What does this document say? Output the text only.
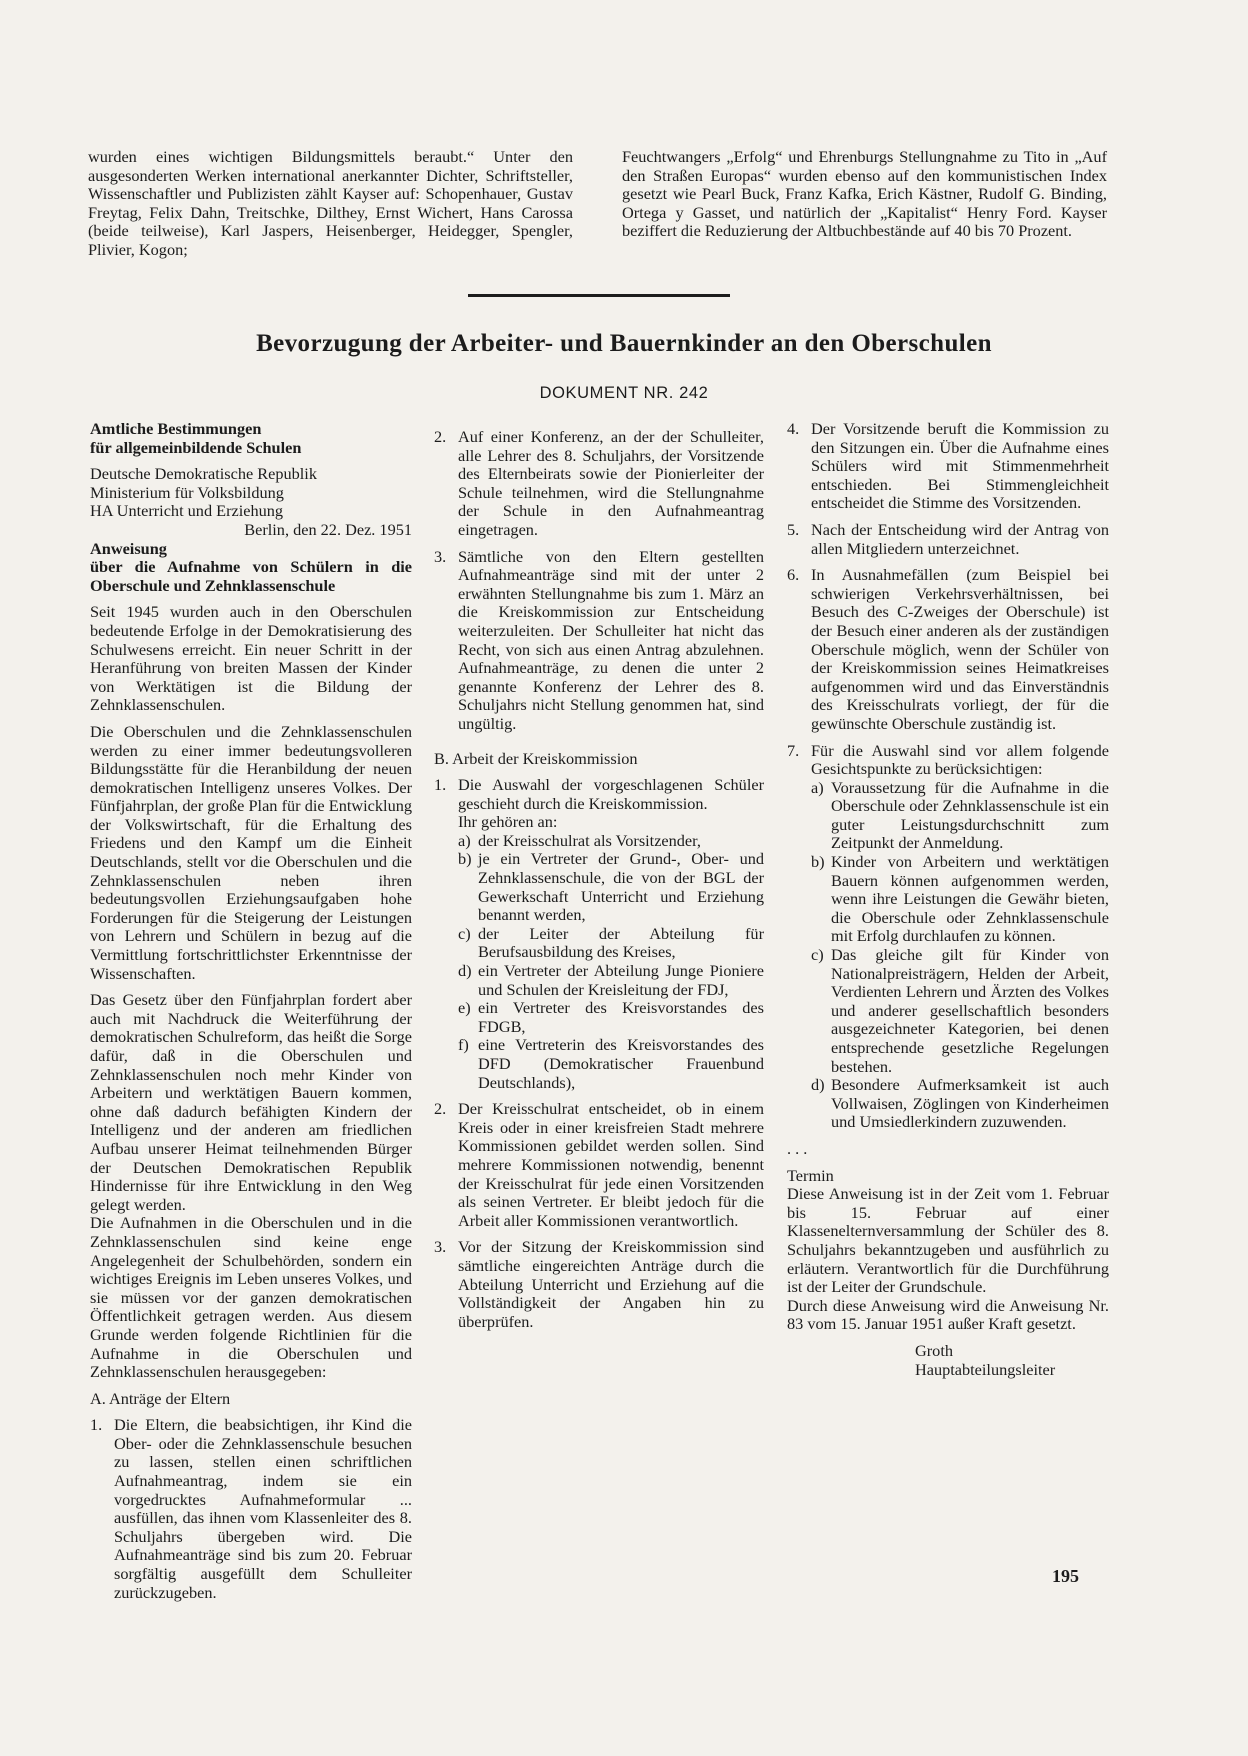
wurden eines wichtigen Bildungsmittels beraubt.“ Unter den ausgesonderten Werken international anerkannter Dichter, Schriftsteller, Wissenschaftler und Publizisten zählt Kayser auf: Schopenhauer, Gustav Freytag, Felix Dahn, Treitschke, Dilthey, Ernst Wichert, Hans Carossa (beide teilweise), Karl Jaspers, Heisenberger, Heidegger, Spengler, Plivier, Kogon;

Feuchtwangers „Erfolg“ und Ehrenburgs Stellungnahme zu Tito in „Auf den Straßen Europas“ wurden ebenso auf den kommunistischen Index gesetzt wie Pearl Buck, Franz Kafka, Erich Kästner, Rudolf G. Binding, Ortega y Gasset, und natürlich der „Kapitalist“ Henry Ford. Kayser beziffert die Reduzierung der Altbuchbestände auf 40 bis 70 Prozent.

Bevorzugung der Arbeiter- und Bauernkinder an den Oberschulen
DOKUMENT NR. 242
Amtliche Bestimmungen
für allgemeinbildende Schulen
Deutsche Demokratische Republik
Ministerium für Volksbildung
HA Unterricht und Erziehung
Berlin, den 22. Dez. 1951
Anweisung
über die Aufnahme von Schülern in die Oberschule und Zehnklassenschule

Seit 1945 wurden auch in den Oberschulen bedeutende Erfolge in der Demokratisierung des Schulwesens erreicht. Ein neuer Schritt in der Heranführung von breiten Massen der Kinder von Werktätigen ist die Bildung der Zehnklassenschulen.

Die Oberschulen und die Zehnklassenschulen werden zu einer immer bedeutungsvolleren Bildungsstätte für die Heranbildung der neuen demokratischen Intelligenz unseres Volkes. Der Fünfjahrplan, der große Plan für die Entwicklung der Volkswirtschaft, für die Erhaltung des Friedens und den Kampf um die Einheit Deutschlands, stellt vor die Oberschulen und die Zehnklassenschulen neben ihren bedeutungsvollen Erziehungsaufgaben hohe Forderungen für die Steigerung der Leistungen von Lehrern und Schülern in bezug auf die Vermittlung fortschrittlichster Erkenntnisse der Wissenschaften.

Das Gesetz über den Fünfjahrplan fordert aber auch mit Nachdruck die Weiterführung der demokratischen Schulreform, das heißt die Sorge dafür, daß in die Oberschulen und Zehnklassenschulen noch mehr Kinder von Arbeitern und werktätigen Bauern kommen, ohne daß dadurch befähigten Kindern der Intelligenz und der anderen am friedlichen Aufbau unserer Heimat teilnehmenden Bürger der Deutschen Demokratischen Republik Hindernisse für ihre Entwicklung in den Weg gelegt werden.

Die Aufnahmen in die Oberschulen und in die Zehnklassenschulen sind keine enge Angelegenheit der Schulbehörden, sondern ein wichtiges Ereignis im Leben unseres Volkes, und sie müssen vor der ganzen demokratischen Öffentlichkeit getragen werden. Aus diesem Grunde werden folgende Richtlinien für die Aufnahme in die Oberschulen und Zehnklassenschulen herausgegeben:

A. Anträge der Eltern
1. Die Eltern, die beabsichtigen, ihr Kind die Ober- oder die Zehnklassenschule besuchen zu lassen, stellen einen schriftlichen Aufnahmeantrag, indem sie ein vorgedrucktes Aufnahmeformular ... ausfüllen, das ihnen vom Klassenleiter des 8. Schuljahrs übergeben wird. Die Aufnahmeanträge sind bis zum 20. Februar sorgfältig ausgefüllt dem Schulleiter zurückzugeben.
2. Auf einer Konferenz, an der der Schulleiter, alle Lehrer des 8. Schuljahrs, der Vorsitzende des Elternbeirats sowie der Pionierleiter der Schule teilnehmen, wird die Stellungnahme der Schule in den Aufnahmeantrag eingetragen.
3. Sämtliche von den Eltern gestellten Aufnahmeanträge sind mit der unter 2 erwähnten Stellungnahme bis zum 1. März an die Kreiskommission zur Entscheidung weiterzuleiten. Der Schulleiter hat nicht das Recht, von sich aus einen Antrag abzulehnen. Aufnahmeanträge, zu denen die unter 2 genannte Konferenz der Lehrer des 8. Schuljahrs nicht Stellung genommen hat, sind ungültig.
B. Arbeit der Kreiskommission
1. Die Auswahl der vorgeschlagenen Schüler geschieht durch die Kreiskommission.
Ihr gehören an:
a) der Kreisschulrat als Vorsitzender,
b) je ein Vertreter der Grund-, Ober- und Zehnklassenschule, die von der BGL der Gewerkschaft Unterricht und Erziehung benannt werden,
c) der Leiter der Abteilung für Berufsausbildung des Kreises,
d) ein Vertreter der Abteilung Junge Pioniere und Schulen der Kreisleitung der FDJ,
e) ein Vertreter des Kreisvorstandes des FDGB,
f) eine Vertreterin des Kreisvorstandes des DFD (Demokratischer Frauenbund Deutschlands),
2. Der Kreisschulrat entscheidet, ob in einem Kreis oder in einer kreisfreien Stadt mehrere Kommissionen gebildet werden sollen. Sind mehrere Kommissionen notwendig, benennt der Kreisschulrat für jede einen Vorsitzenden als seinen Vertreter. Er bleibt jedoch für die Arbeit aller Kommissionen verantwortlich.
3. Vor der Sitzung der Kreiskommission sind sämtliche eingereichten Anträge durch die Abteilung Unterricht und Erziehung auf die Vollständigkeit der Angaben hin zu überprüfen.
4. Der Vorsitzende beruft die Kommission zu den Sitzungen ein. Über die Aufnahme eines Schülers wird mit Stimmenmehrheit entschieden. Bei Stimmengleichheit entscheidet die Stimme des Vorsitzenden.
5. Nach der Entscheidung wird der Antrag von allen Mitgliedern unterzeichnet.
6. In Ausnahmefällen (zum Beispiel bei schwierigen Verkehrsverhältnissen, bei Besuch des C-Zweiges der Oberschule) ist der Besuch einer anderen als der zuständigen Oberschule möglich, wenn der Schüler von der Kreiskommission seines Heimatkreises aufgenommen wird und das Einverständnis des Kreisschulrats vorliegt, der für die gewünschte Oberschule zuständig ist.
7. Für die Auswahl sind vor allem folgende Gesichtspunkte zu berücksichtigen:
a) Voraussetzung für die Aufnahme in die Oberschule oder Zehnklassenschule ist ein guter Leistungsdurchschnitt zum Zeitpunkt der Anmeldung.
b) Kinder von Arbeitern und werktätigen Bauern können aufgenommen werden, wenn ihre Leistungen die Gewähr bieten, die Oberschule oder Zehnklassenschule mit Erfolg durchlaufen zu können.
c) Das gleiche gilt für Kinder von Nationalpreisträgern, Helden der Arbeit, Verdienten Lehrern und Ärzten des Volkes und anderer gesellschaftlich besonders ausgezeichneter Kategorien, bei denen entsprechende gesetzliche Regelungen bestehen.
d) Besondere Aufmerksamkeit ist auch Vollwaisen, Zöglingen von Kinderheimen und Umsiedlerkindern zuzuwenden.
. . .
Termin

Diese Anweisung ist in der Zeit vom 1. Februar bis 15. Februar auf einer Klassenelternversammlung der Schüler des 8. Schuljahrs bekanntzugeben und ausführlich zu erläutern. Verantwortlich für die Durchführung ist der Leiter der Grundschule.

Durch diese Anweisung wird die Anweisung Nr. 83 vom 15. Januar 1951 außer Kraft gesetzt.

Groth
Hauptabteilungsleiter
195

> _Goal of the exercise_
With the pictures left aside, set down each entry above exactly as it stands.

> _Response below_
What does this document say? Output the text only.
wurden eines wichtigen Bildungsmittels beraubt.“ Unter den ausgesonderten Werken international anerkannter Dichter, Schriftsteller, Wissenschaftler und Publizisten zählt Kayser auf: Schopenhauer, Gustav Freytag, Felix Dahn, Treitschke, Dilthey, Ernst Wichert, Hans Carossa (beide teilweise), Karl Jaspers, Heisenberger, Heidegger, Spengler, Plivier, Kogon;

Feuchtwangers „Erfolg“ und Ehrenburgs Stellungnahme zu Tito in „Auf den Straßen Europas“ wurden ebenso auf den kommunistischen Index gesetzt wie Pearl Buck, Franz Kafka, Erich Kästner, Rudolf G. Binding, Ortega y Gasset, und natürlich der „Kapitalist“ Henry Ford. Kayser beziffert die Reduzierung der Altbuchbestände auf 40 bis 70 Prozent.

Bevorzugung der Arbeiter- und Bauernkinder an den Oberschulen
DOKUMENT NR. 242
Amtliche Bestimmungen
für allgemeinbildende Schulen
Deutsche Demokratische Republik
Ministerium für Volksbildung
HA Unterricht und Erziehung
Berlin, den 22. Dez. 1951
Anweisung
über die Aufnahme von Schülern in die Oberschule und Zehnklassenschule

Seit 1945 wurden auch in den Oberschulen bedeutende Erfolge in der Demokratisierung des Schulwesens erreicht. Ein neuer Schritt in der Heranführung von breiten Massen der Kinder von Werktätigen ist die Bildung der Zehnklassenschulen.

Die Oberschulen und die Zehnklassenschulen werden zu einer immer bedeutungsvolleren Bildungsstätte für die Heranbildung der neuen demokratischen Intelligenz unseres Volkes. Der Fünfjahrplan, der große Plan für die Entwicklung der Volkswirtschaft, für die Erhaltung des Friedens und den Kampf um die Einheit Deutschlands, stellt vor die Oberschulen und die Zehnklassenschulen neben ihren bedeutungsvollen Erziehungsaufgaben hohe Forderungen für die Steigerung der Leistungen von Lehrern und Schülern in bezug auf die Vermittlung fortschrittlichster Erkenntnisse der Wissenschaften.

Das Gesetz über den Fünfjahrplan fordert aber auch mit Nachdruck die Weiterführung der demokratischen Schulreform, das heißt die Sorge dafür, daß in die Oberschulen und Zehnklassenschulen noch mehr Kinder von Arbeitern und werktätigen Bauern kommen, ohne daß dadurch befähigten Kindern der Intelligenz und der anderen am friedlichen Aufbau unserer Heimat teilnehmenden Bürger der Deutschen Demokratischen Republik Hindernisse für ihre Entwicklung in den Weg gelegt werden.

Die Aufnahmen in die Oberschulen und in die Zehnklassenschulen sind keine enge Angelegenheit der Schulbehörden, sondern ein wichtiges Ereignis im Leben unseres Volkes, und sie müssen vor der ganzen demokratischen Öffentlichkeit getragen werden. Aus diesem Grunde werden folgende Richtlinien für die Aufnahme in die Oberschulen und Zehnklassenschulen herausgegeben:

A. Anträge der Eltern
1. Die Eltern, die beabsichtigen, ihr Kind die Ober- oder die Zehnklassenschule besuchen zu lassen, stellen einen schriftlichen Aufnahmeantrag, indem sie ein vorgedrucktes Aufnahmeformular ... ausfüllen, das ihnen vom Klassenleiter des 8. Schuljahrs übergeben wird. Die Aufnahmeanträge sind bis zum 20. Februar sorgfältig ausgefüllt dem Schulleiter zurückzugeben.
2. Auf einer Konferenz, an der der Schulleiter, alle Lehrer des 8. Schuljahrs, der Vorsitzende des Elternbeirats sowie der Pionierleiter der Schule teilnehmen, wird die Stellungnahme der Schule in den Aufnahmeantrag eingetragen.
3. Sämtliche von den Eltern gestellten Aufnahmeanträge sind mit der unter 2 erwähnten Stellungnahme bis zum 1. März an die Kreiskommission zur Entscheidung weiterzuleiten. Der Schulleiter hat nicht das Recht, von sich aus einen Antrag abzulehnen. Aufnahmeanträge, zu denen die unter 2 genannte Konferenz der Lehrer des 8. Schuljahrs nicht Stellung genommen hat, sind ungültig.
B. Arbeit der Kreiskommission
1. Die Auswahl der vorgeschlagenen Schüler geschieht durch die Kreiskommission.
Ihr gehören an:
a) der Kreisschulrat als Vorsitzender,
b) je ein Vertreter der Grund-, Ober- und Zehnklassenschule, die von der BGL der Gewerkschaft Unterricht und Erziehung benannt werden,
c) der Leiter der Abteilung für Berufsausbildung des Kreises,
d) ein Vertreter der Abteilung Junge Pioniere und Schulen der Kreisleitung der FDJ,
e) ein Vertreter des Kreisvorstandes des FDGB,
f) eine Vertreterin des Kreisvorstandes des DFD (Demokratischer Frauenbund Deutschlands),
2. Der Kreisschulrat entscheidet, ob in einem Kreis oder in einer kreisfreien Stadt mehrere Kommissionen gebildet werden sollen. Sind mehrere Kommissionen notwendig, benennt der Kreisschulrat für jede einen Vorsitzenden als seinen Vertreter. Er bleibt jedoch für die Arbeit aller Kommissionen verantwortlich.
3. Vor der Sitzung der Kreiskommission sind sämtliche eingereichten Anträge durch die Abteilung Unterricht und Erziehung auf die Vollständigkeit der Angaben hin zu überprüfen.
4. Der Vorsitzende beruft die Kommission zu den Sitzungen ein. Über die Aufnahme eines Schülers wird mit Stimmenmehrheit entschieden. Bei Stimmengleichheit entscheidet die Stimme des Vorsitzenden.
5. Nach der Entscheidung wird der Antrag von allen Mitgliedern unterzeichnet.
6. In Ausnahmefällen (zum Beispiel bei schwierigen Verkehrsverhältnissen, bei Besuch des C-Zweiges der Oberschule) ist der Besuch einer anderen als der zuständigen Oberschule möglich, wenn der Schüler von der Kreiskommission seines Heimatkreises aufgenommen wird und das Einverständnis des Kreisschulrats vorliegt, der für die gewünschte Oberschule zuständig ist.
7. Für die Auswahl sind vor allem folgende Gesichtspunkte zu berücksichtigen:
a) Voraussetzung für die Aufnahme in die Oberschule oder Zehnklassenschule ist ein guter Leistungsdurchschnitt zum Zeitpunkt der Anmeldung.
b) Kinder von Arbeitern und werktätigen Bauern können aufgenommen werden, wenn ihre Leistungen die Gewähr bieten, die Oberschule oder Zehnklassenschule mit Erfolg durchlaufen zu können.
c) Das gleiche gilt für Kinder von Nationalpreisträgern, Helden der Arbeit, Verdienten Lehrern und Ärzten des Volkes und anderer gesellschaftlich besonders ausgezeichneter Kategorien, bei denen entsprechende gesetzliche Regelungen bestehen.
d) Besondere Aufmerksamkeit ist auch Vollwaisen, Zöglingen von Kinderheimen und Umsiedlerkindern zuzuwenden.
. . .
Termin

Diese Anweisung ist in der Zeit vom 1. Februar bis 15. Februar auf einer Klassenelternversammlung der Schüler des 8. Schuljahrs bekanntzugeben und ausführlich zu erläutern. Verantwortlich für die Durchführung ist der Leiter der Grundschule.

Durch diese Anweisung wird die Anweisung Nr. 83 vom 15. Januar 1951 außer Kraft gesetzt.

Groth
Hauptabteilungsleiter
195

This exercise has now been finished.